Work to be completed: Which lines below hold the word "values"? Copy all of them.

Records from a data source:
********

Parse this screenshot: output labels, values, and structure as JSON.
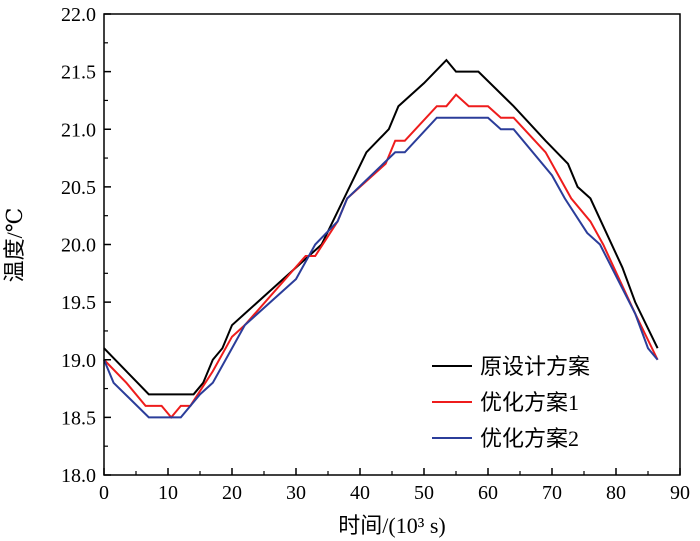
{
  "chart_data": {
    "type": "line",
    "title": "",
    "xlabel": "时间/(10³ s)",
    "ylabel": "温度/℃",
    "xlim": [
      0,
      90
    ],
    "ylim": [
      18.0,
      22.0
    ],
    "xticks": [
      "0",
      "10",
      "20",
      "30",
      "40",
      "50",
      "60",
      "70",
      "80",
      "90"
    ],
    "yticks": [
      "18.0",
      "18.5",
      "19.0",
      "19.5",
      "20.0",
      "20.5",
      "21.0",
      "21.5",
      "22.0"
    ],
    "grid": false,
    "legend_position": "bottom-right",
    "series": [
      {
        "name": "原设计方案",
        "color": "#000000",
        "points": [
          [
            0,
            19.1
          ],
          [
            7,
            18.7
          ],
          [
            14,
            18.7
          ],
          [
            15.5,
            18.8
          ],
          [
            17,
            19.0
          ],
          [
            18.5,
            19.1
          ],
          [
            20,
            19.3
          ],
          [
            22,
            19.4
          ],
          [
            30,
            19.8
          ],
          [
            32,
            19.9
          ],
          [
            34,
            20.0
          ],
          [
            41,
            20.8
          ],
          [
            44.5,
            21.0
          ],
          [
            46,
            21.2
          ],
          [
            50,
            21.4
          ],
          [
            53.5,
            21.6
          ],
          [
            55,
            21.5
          ],
          [
            58.5,
            21.5
          ],
          [
            64,
            21.2
          ],
          [
            69,
            20.9
          ],
          [
            72.5,
            20.7
          ],
          [
            74,
            20.5
          ],
          [
            76,
            20.4
          ],
          [
            81,
            19.8
          ],
          [
            83,
            19.5
          ],
          [
            86.5,
            19.1
          ]
        ]
      },
      {
        "name": "优化方案1",
        "color": "#ee1c1c",
        "points": [
          [
            0,
            19.0
          ],
          [
            3.5,
            18.8
          ],
          [
            6.5,
            18.6
          ],
          [
            9,
            18.6
          ],
          [
            10.5,
            18.5
          ],
          [
            12,
            18.6
          ],
          [
            13.5,
            18.6
          ],
          [
            17,
            18.9
          ],
          [
            20,
            19.2
          ],
          [
            22,
            19.3
          ],
          [
            31.5,
            19.9
          ],
          [
            33,
            19.9
          ],
          [
            36.5,
            20.2
          ],
          [
            38,
            20.4
          ],
          [
            44,
            20.7
          ],
          [
            45.5,
            20.9
          ],
          [
            47,
            20.9
          ],
          [
            52,
            21.2
          ],
          [
            53.5,
            21.2
          ],
          [
            55,
            21.3
          ],
          [
            57,
            21.2
          ],
          [
            60,
            21.2
          ],
          [
            62,
            21.1
          ],
          [
            64,
            21.1
          ],
          [
            69,
            20.8
          ],
          [
            73,
            20.4
          ],
          [
            76,
            20.2
          ],
          [
            78,
            20.0
          ],
          [
            83,
            19.4
          ],
          [
            86.5,
            19.0
          ]
        ]
      },
      {
        "name": "优化方案2",
        "color": "#2b3d9a",
        "points": [
          [
            0,
            19.0
          ],
          [
            1.5,
            18.8
          ],
          [
            7,
            18.5
          ],
          [
            12,
            18.5
          ],
          [
            15,
            18.7
          ],
          [
            17,
            18.8
          ],
          [
            20,
            19.1
          ],
          [
            22,
            19.3
          ],
          [
            30,
            19.7
          ],
          [
            33,
            20.0
          ],
          [
            36.5,
            20.2
          ],
          [
            38,
            20.4
          ],
          [
            45.5,
            20.8
          ],
          [
            47,
            20.8
          ],
          [
            52,
            21.1
          ],
          [
            60,
            21.1
          ],
          [
            62,
            21.0
          ],
          [
            64,
            21.0
          ],
          [
            70,
            20.6
          ],
          [
            72,
            20.4
          ],
          [
            75.5,
            20.1
          ],
          [
            77.5,
            20.0
          ],
          [
            83,
            19.4
          ],
          [
            85,
            19.1
          ],
          [
            86.5,
            19.0
          ]
        ]
      }
    ]
  }
}
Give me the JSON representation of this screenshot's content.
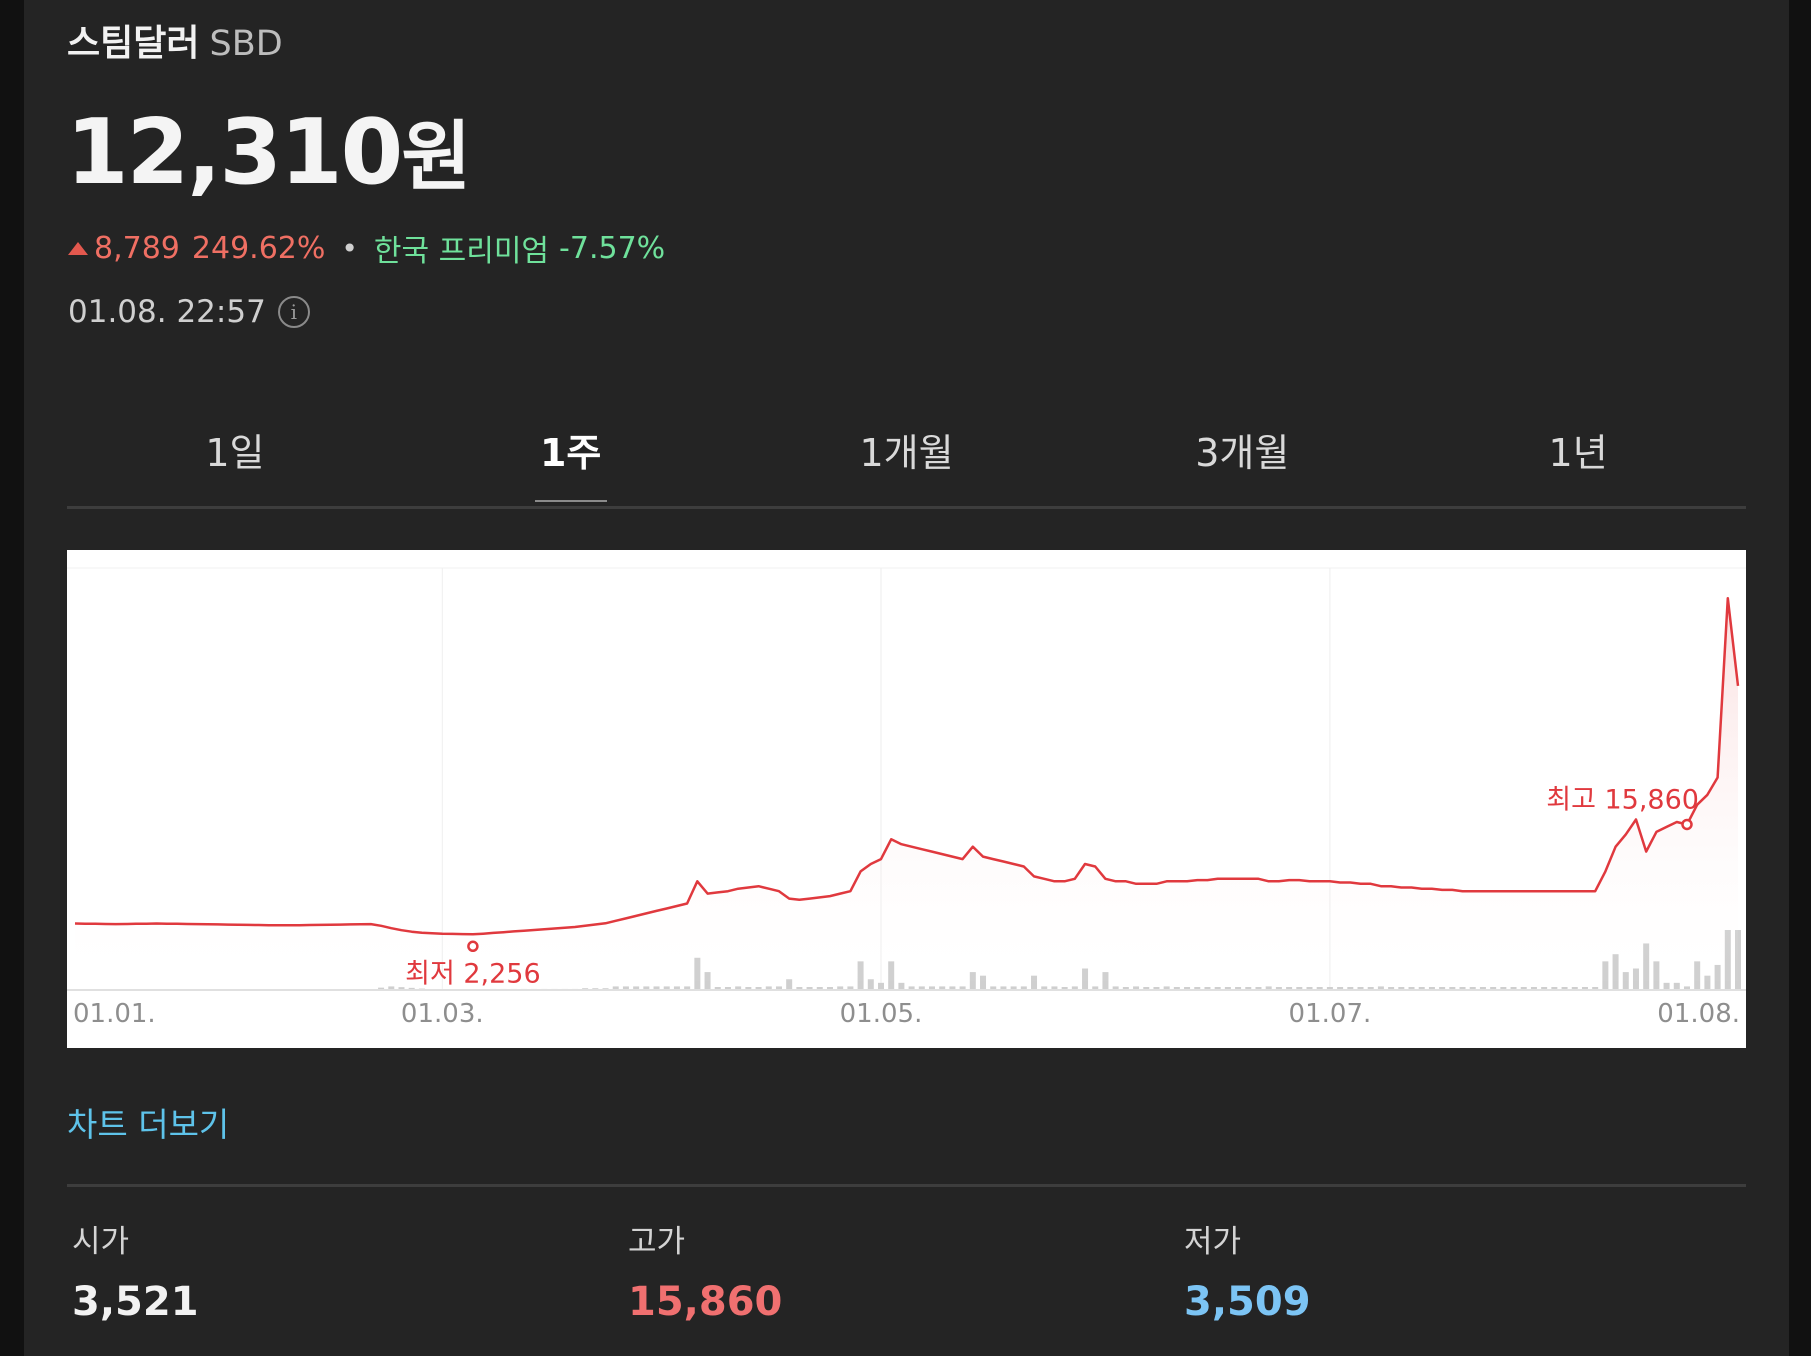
{
  "coin": {
    "name": "스팀달러",
    "symbol": "SBD"
  },
  "price": {
    "value": "12,310",
    "unit": "원"
  },
  "change": {
    "value": "8,789",
    "percent": "249.62%",
    "premium_label": "한국 프리미엄",
    "premium_value": "-7.57%",
    "up_color": "#ef6f63",
    "premium_color": "#6fe19b"
  },
  "timestamp": "01.08. 22:57",
  "info_icon": "info-icon",
  "tabs": [
    {
      "label": "1일",
      "active": false
    },
    {
      "label": "1주",
      "active": true
    },
    {
      "label": "1개월",
      "active": false
    },
    {
      "label": "3개월",
      "active": false
    },
    {
      "label": "1년",
      "active": false
    }
  ],
  "chart_data": {
    "type": "line",
    "title": "",
    "xlabel": "",
    "ylabel": "",
    "x_tick_labels": [
      "01.01.",
      "01.03.",
      "01.05.",
      "01.07.",
      "01.08."
    ],
    "x_tick_index": [
      0,
      36,
      79,
      123,
      160
    ],
    "ylim": [
      0,
      17000
    ],
    "line_color": "#e0393e",
    "volume_color": "#cfcfcf",
    "max_label": "최고 15,860",
    "max_index": 158,
    "min_label": "최저 2,256",
    "min_index": 39,
    "series": [
      {
        "values": [
          2690,
          2684,
          2678,
          2672,
          2666,
          2672,
          2678,
          2684,
          2690,
          2684,
          2678,
          2672,
          2666,
          2660,
          2654,
          2648,
          2642,
          2636,
          2630,
          2624,
          2618,
          2618,
          2624,
          2630,
          2636,
          2642,
          2648,
          2654,
          2660,
          2666,
          2600,
          2500,
          2420,
          2360,
          2320,
          2300,
          2280,
          2270,
          2262,
          2256,
          2280,
          2310,
          2340,
          2370,
          2400,
          2430,
          2460,
          2490,
          2520,
          2550,
          2600,
          2650,
          2700,
          2800,
          2900,
          3000,
          3100,
          3200,
          3300,
          3400,
          3500,
          4400,
          3900,
          3950,
          4000,
          4100,
          4150,
          4200,
          4100,
          4000,
          3700,
          3650,
          3700,
          3750,
          3800,
          3900,
          4000,
          4800,
          5100,
          5300,
          6100,
          5900,
          5800,
          5700,
          5600,
          5500,
          5400,
          5300,
          5800,
          5400,
          5300,
          5200,
          5100,
          5000,
          4600,
          4500,
          4400,
          4400,
          4500,
          5100,
          5000,
          4500,
          4400,
          4400,
          4300,
          4300,
          4300,
          4400,
          4400,
          4400,
          4450,
          4450,
          4500,
          4500,
          4500,
          4500,
          4500,
          4400,
          4400,
          4450,
          4450,
          4400,
          4400,
          4400,
          4350,
          4350,
          4300,
          4300,
          4200,
          4200,
          4150,
          4150,
          4100,
          4100,
          4050,
          4050,
          4000,
          4000,
          4000,
          4000,
          4000,
          4000,
          4000,
          4000,
          4000,
          4000,
          4000,
          4000,
          4000,
          4000,
          4800,
          5800,
          6300,
          6900,
          5600,
          6400,
          6600,
          6800,
          6700,
          7500,
          7900,
          8600,
          15860,
          12310
        ]
      }
    ],
    "volume": [
      0,
      0,
      0,
      0,
      0,
      0,
      0,
      0,
      0,
      0,
      0,
      0,
      0,
      0,
      0,
      0,
      0,
      0,
      0,
      0,
      0,
      0,
      0,
      0,
      0,
      0,
      0,
      0,
      0,
      0,
      0,
      0,
      0,
      0,
      0,
      0,
      0,
      0,
      0,
      0,
      0,
      0,
      0,
      0,
      0,
      0,
      0,
      0,
      0,
      0,
      0,
      0,
      0,
      0,
      0,
      0,
      0,
      0,
      0,
      0,
      0,
      0,
      0,
      0,
      0,
      0,
      0,
      0,
      0,
      0,
      0,
      0,
      0,
      0,
      0,
      0,
      0,
      0,
      0,
      0,
      0,
      0,
      0,
      0,
      0,
      0,
      0,
      0,
      0,
      0,
      0,
      0,
      0,
      0,
      0,
      0,
      0,
      0,
      0,
      0,
      0,
      0,
      0,
      0,
      0,
      0,
      0,
      0,
      0,
      0,
      0,
      0,
      0,
      0,
      0,
      0,
      0,
      0,
      0,
      0,
      0,
      0,
      0,
      0,
      0,
      0,
      0,
      0,
      0,
      0,
      0,
      0,
      0,
      0,
      0,
      0,
      0,
      0,
      0,
      0,
      0,
      0,
      0,
      0,
      0,
      0,
      0,
      0,
      0,
      0,
      0,
      0,
      0,
      0,
      0,
      0,
      0,
      0,
      0,
      0,
      0,
      0
    ]
  },
  "chart_more": "차트 더보기",
  "stats": [
    {
      "label": "시가",
      "value": "3,521",
      "color": "#f2f2f2"
    },
    {
      "label": "고가",
      "value": "15,860",
      "color": "#f07070"
    },
    {
      "label": "저가",
      "value": "3,509",
      "color": "#7cc4f4"
    }
  ]
}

********

Written answer:
Parse this screenshot: output labels, values, and structure as JSON.
        "values": [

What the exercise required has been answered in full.